What is asked – Leave out the pictures and return every entry exactly as it appears.

Raw records –

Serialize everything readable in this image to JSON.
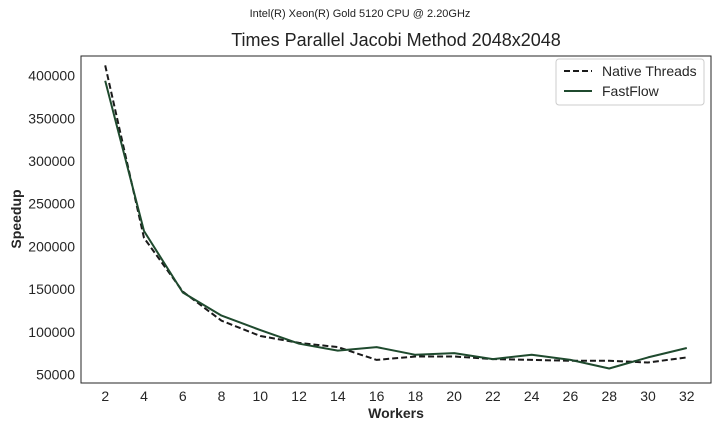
{
  "suptitle": "Intel(R) Xeon(R) Gold 5120 CPU @ 2.20GHz",
  "chart_data": {
    "type": "line",
    "title": "Times Parallel Jacobi Method 2048x2048",
    "xlabel": "Workers",
    "ylabel": "Speedup",
    "x": [
      2,
      4,
      6,
      8,
      10,
      12,
      14,
      16,
      18,
      20,
      22,
      24,
      26,
      28,
      30,
      32
    ],
    "xticks": [
      "2",
      "4",
      "6",
      "8",
      "10",
      "12",
      "14",
      "16",
      "18",
      "20",
      "22",
      "24",
      "26",
      "28",
      "30",
      "32"
    ],
    "yticks": [
      "50000",
      "100000",
      "150000",
      "200000",
      "250000",
      "300000",
      "350000",
      "400000"
    ],
    "ytick_values": [
      50000,
      100000,
      150000,
      200000,
      250000,
      300000,
      350000,
      400000
    ],
    "xlim": [
      0.75,
      33.25
    ],
    "ylim": [
      40000,
      423000
    ],
    "grid": false,
    "legend_position": "top-right",
    "series": [
      {
        "name": "Native Threads",
        "style": "dashed",
        "color": "#1a1a1a",
        "values": [
          412000,
          210000,
          147000,
          113000,
          95000,
          87000,
          82000,
          67000,
          71000,
          71000,
          68000,
          67000,
          66000,
          66000,
          64000,
          70000
        ]
      },
      {
        "name": "FastFlow",
        "style": "solid",
        "color": "#1f4a2e",
        "values": [
          394000,
          218000,
          146000,
          119000,
          102000,
          86000,
          78000,
          82000,
          73000,
          75000,
          68000,
          73000,
          67000,
          57000,
          70000,
          81000
        ]
      }
    ]
  }
}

Written reply –
Serialize everything readable in this image to JSON.
{
  "suptitle": "Intel(R) Xeon(R) Gold 5120 CPU @ 2.20GHz",
  "chart_data": {
    "type": "line",
    "title": "Times Parallel Jacobi Method 2048x2048",
    "xlabel": "Workers",
    "ylabel": "Speedup",
    "x": [
      2,
      4,
      6,
      8,
      10,
      12,
      14,
      16,
      18,
      20,
      22,
      24,
      26,
      28,
      30,
      32
    ],
    "xticks": [
      "2",
      "4",
      "6",
      "8",
      "10",
      "12",
      "14",
      "16",
      "18",
      "20",
      "22",
      "24",
      "26",
      "28",
      "30",
      "32"
    ],
    "yticks": [
      "50000",
      "100000",
      "150000",
      "200000",
      "250000",
      "300000",
      "350000",
      "400000"
    ],
    "ytick_values": [
      50000,
      100000,
      150000,
      200000,
      250000,
      300000,
      350000,
      400000
    ],
    "xlim": [
      0.75,
      33.25
    ],
    "ylim": [
      40000,
      423000
    ],
    "grid": false,
    "legend_position": "top-right",
    "series": [
      {
        "name": "Native Threads",
        "style": "dashed",
        "color": "#1a1a1a",
        "values": [
          412000,
          210000,
          147000,
          113000,
          95000,
          87000,
          82000,
          67000,
          71000,
          71000,
          68000,
          67000,
          66000,
          66000,
          64000,
          70000
        ]
      },
      {
        "name": "FastFlow",
        "style": "solid",
        "color": "#1f4a2e",
        "values": [
          394000,
          218000,
          146000,
          119000,
          102000,
          86000,
          78000,
          82000,
          73000,
          75000,
          68000,
          73000,
          67000,
          57000,
          70000,
          81000
        ]
      }
    ]
  }
}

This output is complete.